Find every line below that contains the word "User" and copy it out.

(Saved data entries)
>> start
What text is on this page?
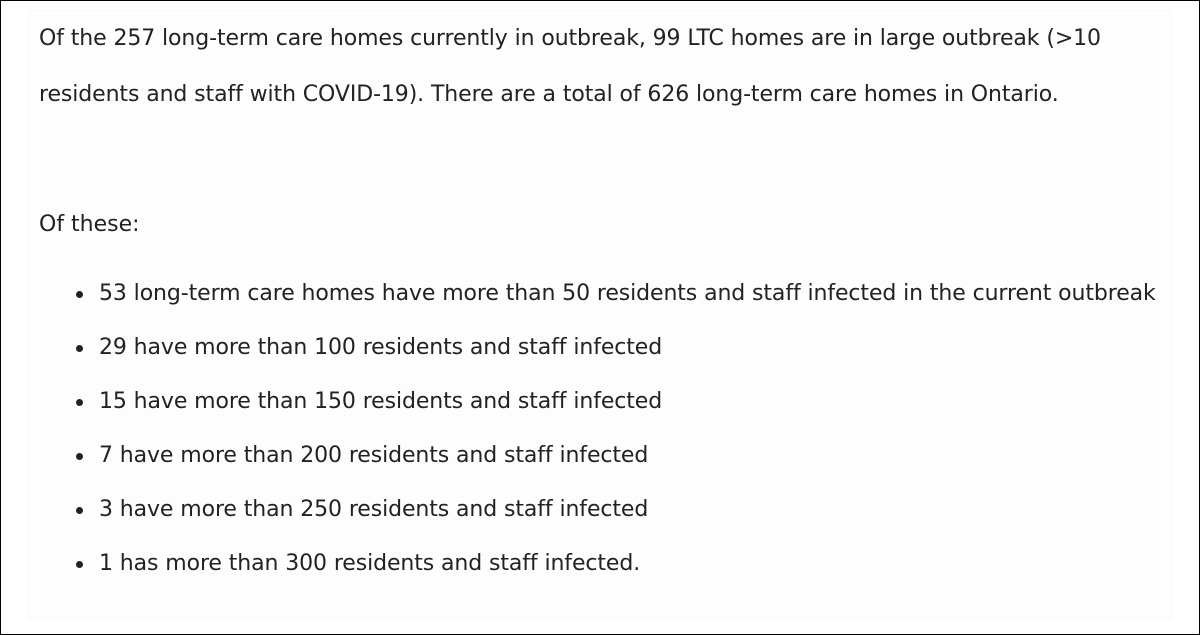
Of the 257 long-term care homes currently in outbreak, 99 LTC homes are in large outbreak (>10 residents and staff with COVID-19). There are a total of 626 long-term care homes in Ontario.

Of these:

53 long-term care homes have more than 50 residents and staff infected in the current outbreak
29 have more than 100 residents and staff infected
15 have more than 150 residents and staff infected
7 have more than 200 residents and staff infected
3 have more than 250 residents and staff infected
1 has more than 300 residents and staff infected.
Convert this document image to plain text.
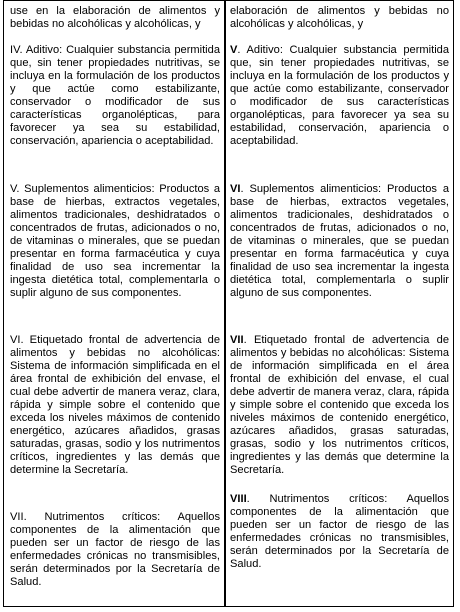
use en la elaboración de alimentos y bebidas no alcohólicas y alcohólicas, y

IV. Aditivo: Cualquier substancia permitida que, sin tener propiedades nutritivas, se incluya en la formulación de los productos y que actúe como estabilizante, conservador o modificador de sus características organolépticas, para favorecer ya sea su estabilidad, conservación, apariencia o aceptabilidad.

V. Suplementos alimenticios: Productos a base de hierbas, extractos vegetales, alimentos tradicionales, deshidratados o concentrados de frutas, adicionados o no, de vitaminas o minerales, que se puedan presentar en forma farmacéutica y cuya finalidad de uso sea incrementar la ingesta dietética total, complementarla o suplir alguno de sus componentes.

VI. Etiquetado frontal de advertencia de alimentos y bebidas no alcohólicas: Sistema de información simplificada en el área frontal de exhibición del envase, el cual debe advertir de manera veraz, clara, rápida y simple sobre el contenido que exceda los niveles máximos de contenido energético, azúcares añadidos, grasas saturadas, grasas, sodio y los nutrimentos críticos, ingredientes y las demás que determine la Secretaría.

VII. Nutrimentos críticos: Aquellos componentes de la alimentación que pueden ser un factor de riesgo de las enfermedades crónicas no transmisibles, serán determinados por la Secretaría de Salud.

elaboración de alimentos y bebidas no alcohólicas y alcohólicas, y

V. Aditivo: Cualquier substancia permitida que, sin tener propiedades nutritivas, se incluya en la formulación de los productos y que actúe como estabilizante, conservador o modificador de sus características organolépticas, para favorecer ya sea su estabilidad, conservación, apariencia o aceptabilidad.

VI. Suplementos alimenticios: Productos a base de hierbas, extractos vegetales, alimentos tradicionales, deshidratados o concentrados de frutas, adicionados o no, de vitaminas o minerales, que se puedan presentar en forma farmacéutica y cuya finalidad de uso sea incrementar la ingesta dietética total, complementarla o suplir alguno de sus componentes.

VII. Etiquetado frontal de advertencia de alimentos y bebidas no alcohólicas: Sistema de información simplificada en el área frontal de exhibición del envase, el cual debe advertir de manera veraz, clara, rápida y simple sobre el contenido que exceda los niveles máximos de contenido energético, azúcares añadidos, grasas saturadas, grasas, sodio y los nutrimentos críticos, ingredientes y las demás que determine la Secretaría.

VIII. Nutrimentos críticos: Aquellos componentes de la alimentación que pueden ser un factor de riesgo de las enfermedades crónicas no transmisibles, serán determinados por la Secretaría de Salud.
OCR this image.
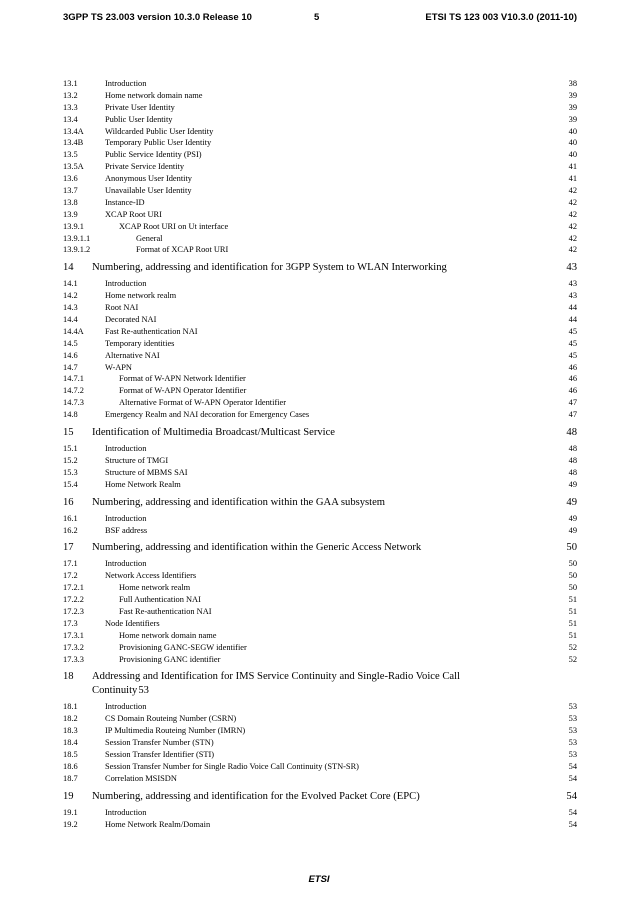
3GPP TS 23.003 version 10.3.0 Release 10	5	ETSI TS 123 003 V10.3.0 (2011-10)
13.1	Introduction	38
13.2	Home network domain name	39
13.3	Private User Identity	39
13.4	Public User Identity	39
13.4A	Wildcarded Public User Identity	40
13.4B	Temporary Public User Identity	40
13.5	Public Service Identity (PSI)	40
13.5A	Private Service Identity	41
13.6	Anonymous User Identity	41
13.7	Unavailable User Identity	42
13.8	Instance-ID	42
13.9	XCAP Root URI	42
13.9.1	XCAP Root URI on Ut interface	42
13.9.1.1	General	42
13.9.1.2	Format of XCAP Root URI	42
14	Numbering, addressing and identification for 3GPP System to WLAN Interworking	43
14.1	Introduction	43
14.2	Home network realm	43
14.3	Root NAI	44
14.4	Decorated NAI	44
14.4A	Fast Re-authentication NAI	45
14.5	Temporary identities	45
14.6	Alternative NAI	45
14.7	W-APN	46
14.7.1	Format of W-APN Network Identifier	46
14.7.2	Format of W-APN Operator Identifier	46
14.7.3	Alternative Format of W-APN Operator Identifier	47
14.8	Emergency Realm and NAI decoration for Emergency Cases	47
15	Identification of Multimedia Broadcast/Multicast Service	48
15.1	Introduction	48
15.2	Structure of TMGI	48
15.3	Structure of MBMS SAI	48
15.4	Home Network Realm	49
16	Numbering, addressing and identification within the GAA subsystem	49
16.1	Introduction	49
16.2	BSF address	49
17	Numbering, addressing and identification within the Generic Access Network	50
17.1	Introduction	50
17.2	Network Access Identifiers	50
17.2.1	Home network realm	50
17.2.2	Full Authentication NAI	51
17.2.3	Fast Re-authentication NAI	51
17.3	Node Identifiers	51
17.3.1	Home network domain name	51
17.3.2	Provisioning GANC-SEGW identifier	52
17.3.3	Provisioning GANC identifier	52
18	Addressing and Identification for IMS Service Continuity and Single-Radio Voice Call
Continuity 53
18.1	Introduction	53
18.2	CS Domain Routeing Number (CSRN)	53
18.3	IP Multimedia Routeing Number (IMRN)	53
18.4	Session Transfer Number (STN)	53
18.5	Session Transfer Identifier (STI)	53
18.6	Session Transfer Number for Single Radio Voice Call Continuity (STN-SR)	54
18.7	Correlation MSISDN	54
19	Numbering, addressing and identification for the Evolved Packet Core (EPC)	54
19.1	Introduction	54
19.2	Home Network Realm/Domain	54
ETSI
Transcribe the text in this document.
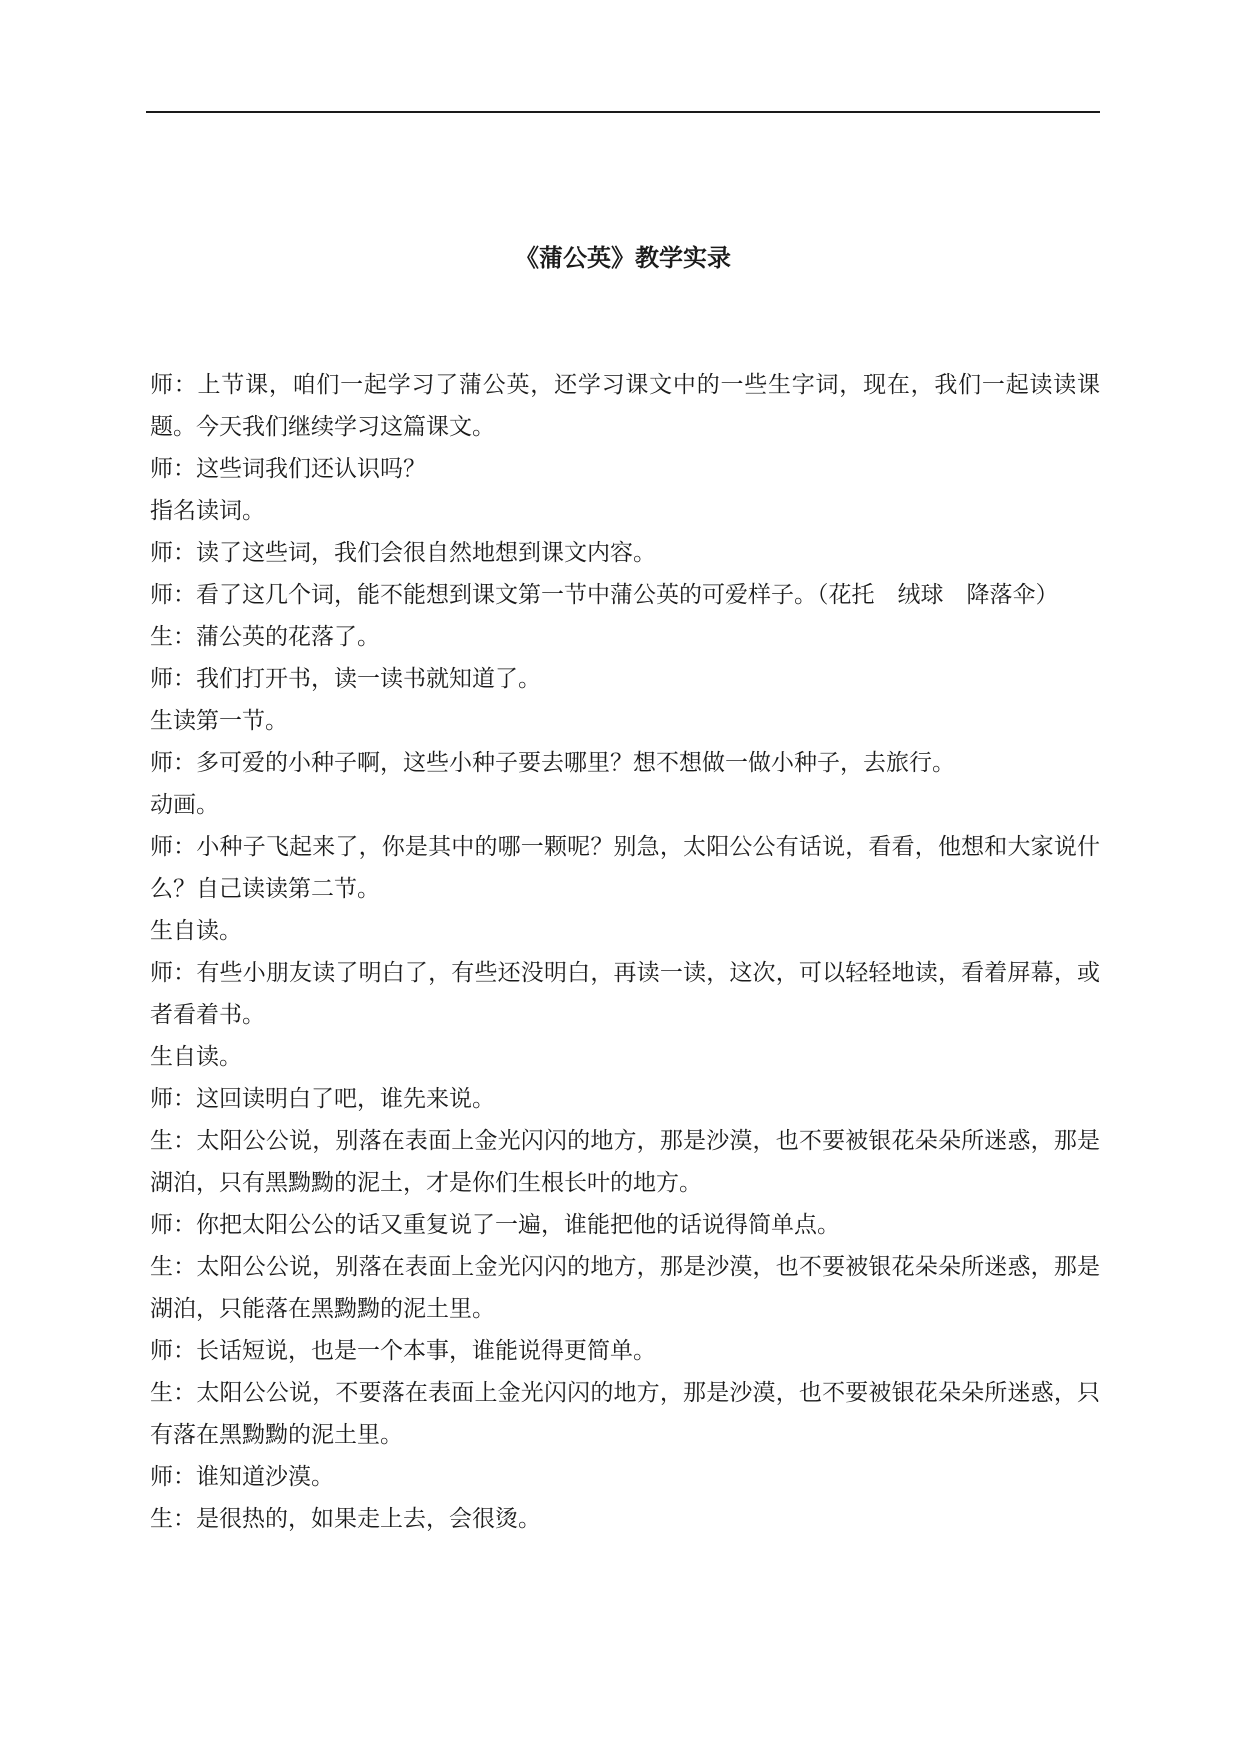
《蒲公英》教学实录

师：上节课，咱们一起学习了蒲公英，还学习课文中的一些生字词，现在，我们一起读读课题。今天我们继续学习这篇课文。

师：这些词我们还认识吗？

指名读词。

师：读了这些词，我们会很自然地想到课文内容。

师：看了这几个词，能不能想到课文第一节中蒲公英的可爱样子。（花托　绒球　降落伞）

生：蒲公英的花落了。

师：我们打开书，读一读书就知道了。

生读第一节。

师：多可爱的小种子啊，这些小种子要去哪里？想不想做一做小种子，去旅行。

动画。

师：小种子飞起来了，你是其中的哪一颗呢？别急，太阳公公有话说，看看，他想和大家说什么？自己读读第二节。

生自读。

师：有些小朋友读了明白了，有些还没明白，再读一读，这次，可以轻轻地读，看着屏幕，或者看着书。

生自读。

师：这回读明白了吧，谁先来说。

生：太阳公公说，别落在表面上金光闪闪的地方，那是沙漠，也不要被银花朵朵所迷惑，那是湖泊，只有黑黝黝的泥土，才是你们生根长叶的地方。

师：你把太阳公公的话又重复说了一遍，谁能把他的话说得简单点。

生：太阳公公说，别落在表面上金光闪闪的地方，那是沙漠，也不要被银花朵朵所迷惑，那是湖泊，只能落在黑黝黝的泥土里。

师：长话短说，也是一个本事，谁能说得更简单。

生：太阳公公说，不要落在表面上金光闪闪的地方，那是沙漠，也不要被银花朵朵所迷惑，只有落在黑黝黝的泥土里。

师：谁知道沙漠。

生：是很热的，如果走上去，会很烫。
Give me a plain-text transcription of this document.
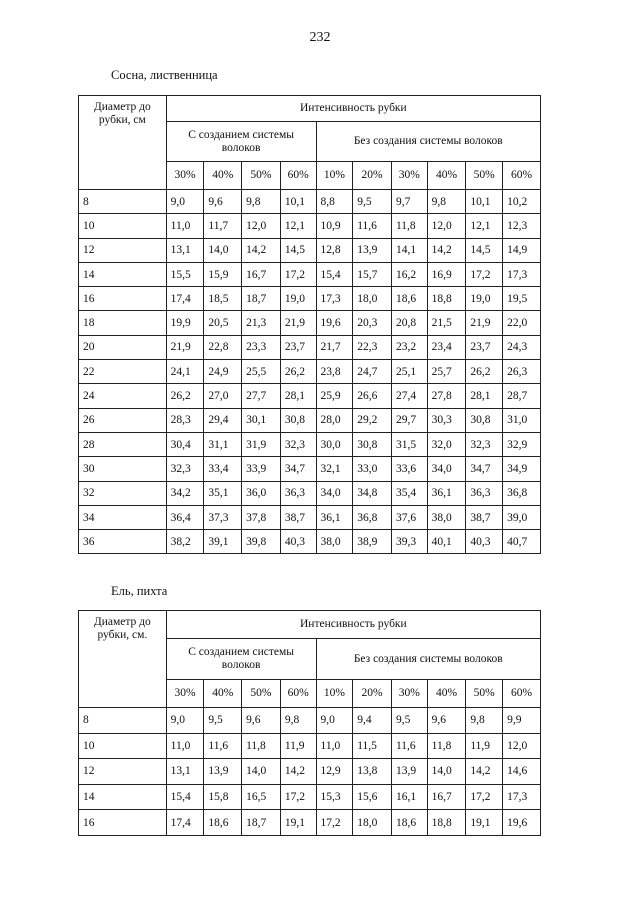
232
Сосна, лиственница
Диаметр до рубки, см	Интенсивность рубки									
	С созданием системы волоков				Без создания системы волоков					
	30%	40%	50%	60%	10%	20%	30%	40%	50%	60%
8	9,0	9,6	9,8	10,1	8,8	9,5	9,7	9,8	10,1	10,2
10	11,0	11,7	12,0	12,1	10,9	11,6	11,8	12,0	12,1	12,3
12	13,1	14,0	14,2	14,5	12,8	13,9	14,1	14,2	14,5	14,9
14	15,5	15,9	16,7	17,2	15,4	15,7	16,2	16,9	17,2	17,3
16	17,4	18,5	18,7	19,0	17,3	18,0	18,6	18,8	19,0	19,5
18	19,9	20,5	21,3	21,9	19,6	20,3	20,8	21,5	21,9	22,0
20	21,9	22,8	23,3	23,7	21,7	22,3	23,2	23,4	23,7	24,3
22	24,1	24,9	25,5	26,2	23,8	24,7	25,1	25,7	26,2	26,3
24	26,2	27,0	27,7	28,1	25,9	26,6	27,4	27,8	28,1	28,7
26	28,3	29,4	30,1	30,8	28,0	29,2	29,7	30,3	30,8	31,0
28	30,4	31,1	31,9	32,3	30,0	30,8	31,5	32,0	32,3	32,9
30	32,3	33,4	33,9	34,7	32,1	33,0	33,6	34,0	34,7	34,9
32	34,2	35,1	36,0	36,3	34,0	34,8	35,4	36,1	36,3	36,8
34	36,4	37,3	37,8	38,7	36,1	36,8	37,6	38,0	38,7	39,0
36	38,2	39,1	39,8	40,3	38,0	38,9	39,3	40,1	40,3	40,7
Ель, пихта
Диаметр до рубки, см.	Интенсивность рубки									
	С созданием системы волоков				Без создания системы волоков					
	30%	40%	50%	60%	10%	20%	30%	40%	50%	60%
8	9,0	9,5	9,6	9,8	9,0	9,4	9,5	9,6	9,8	9,9
10	11,0	11,6	11,8	11,9	11,0	11,5	11,6	11,8	11,9	12,0
12	13,1	13,9	14,0	14,2	12,9	13,8	13,9	14,0	14,2	14,6
14	15,4	15,8	16,5	17,2	15,3	15,6	16,1	16,7	17,2	17,3
16	17,4	18,6	18,7	19,1	17,2	18,0	18,6	18,8	19,1	19,6
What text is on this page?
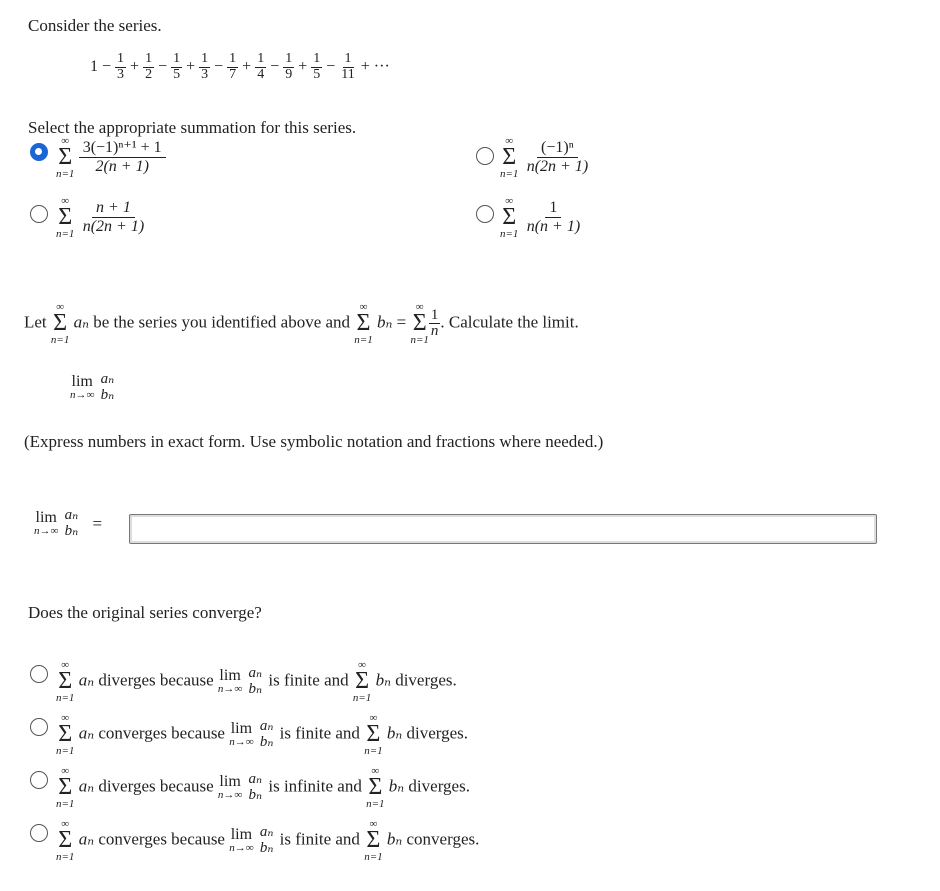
Consider the series.
$1 - \frac{1}{3} + \frac{1}{2} - \frac{1}{5} + \frac{1}{3} - \frac{1}{7} + \frac{1}{4} - \frac{1}{9} + \frac{1}{5} - \frac{1}{11}$ + ···
Select the appropriate summation for this series.
∞
Σ
n=1
$\frac{\text{3(−1)ⁿ⁺¹ + 1}}{2(n + 1)}$	∞
Σ
n=1
$\frac{\text{(−1)ⁿ}}{n(2n + 1)}$
∞
Σ
n=1
$\frac{n + 1}{n(2n + 1)}$	∞
Σ
n=1
$\frac{1}{n(n + 1)}$
Let
∞
Σ
n=1
aₙ be the series you identified above and
∞
Σ
n=1
bₙ =
∞
Σ
$n=1 \frac{1}{n}$ . Calculate the limit.
lim
n→∞

aₙ
bₙ
(Express numbers in exact form. Use symbolic notation and fractions where needed.)
lim
n→∞

aₙ
bₙ =
Does the original series converge?
∞
Σ
n=1
aₙ diverges because lim
n→∞

aₙ
bₙ is finite and
∞
Σ
n=1
bₙ diverges.
∞
Σ
n=1
aₙ converges because lim
n→∞

aₙ
bₙ is finite and
∞
Σ
n=1
bₙ diverges.
∞
Σ
n=1
aₙ diverges because lim
n→∞

aₙ
bₙ is infinite and
∞
Σ
n=1
bₙ diverges.
∞
Σ
n=1
aₙ converges because lim
n→∞

aₙ
bₙ is finite and
∞
Σ
n=1
bₙ converges.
>> end
> **Answer for this exercise**:
13.3	Private User Identity	39
13.4	Public User Identity	39
13.4A	Wildcarded Public User Identity	40
13.4B	Temporary Public User Identity	40
13.6	Anonymous User Identity	41
13.7	Unavailable User Identity	42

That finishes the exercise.